━━━━━ TASK INPUTS ━━━━━

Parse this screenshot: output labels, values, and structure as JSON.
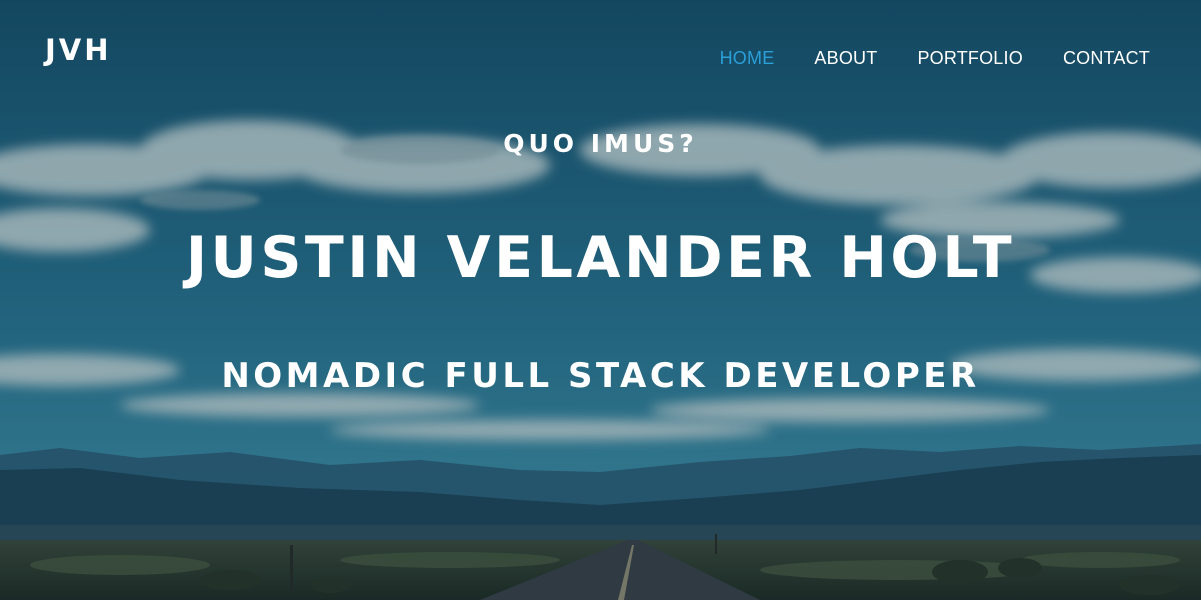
{
  "brand": {
    "logo_text": "JVH"
  },
  "nav": {
    "items": [
      {
        "label": "HOME",
        "active": true
      },
      {
        "label": "ABOUT",
        "active": false
      },
      {
        "label": "PORTFOLIO",
        "active": false
      },
      {
        "label": "CONTACT",
        "active": false
      }
    ]
  },
  "hero": {
    "eyebrow": "QUO IMUS?",
    "name": "JUSTIN VELANDER HOLT",
    "subtitle": "NOMADIC FULL STACK DEVELOPER"
  },
  "colors": {
    "nav_active": "#2a9fd8",
    "text": "#ffffff",
    "sky_top": "#1b5f80",
    "sky_bottom": "#2f7f9c",
    "mountains": "#234d62",
    "ground": "#2a3a28"
  }
}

━━━━━

STATED GOAL: Nothing but the pictures may be dropped; output the records above exactly.

EXERCISE RESULT:
Parse this screenshot: output labels, values, and structure as JSON.
{
  "brand": {
    "logo_text": "JVH"
  },
  "nav": {
    "items": [
      {
        "label": "HOME",
        "active": true
      },
      {
        "label": "ABOUT",
        "active": false
      },
      {
        "label": "PORTFOLIO",
        "active": false
      },
      {
        "label": "CONTACT",
        "active": false
      }
    ]
  },
  "hero": {
    "eyebrow": "QUO IMUS?",
    "name": "JUSTIN VELANDER HOLT",
    "subtitle": "NOMADIC FULL STACK DEVELOPER"
  },
  "colors": {
    "nav_active": "#2a9fd8",
    "text": "#ffffff",
    "sky_top": "#1b5f80",
    "sky_bottom": "#2f7f9c",
    "mountains": "#234d62",
    "ground": "#2a3a28"
  }
}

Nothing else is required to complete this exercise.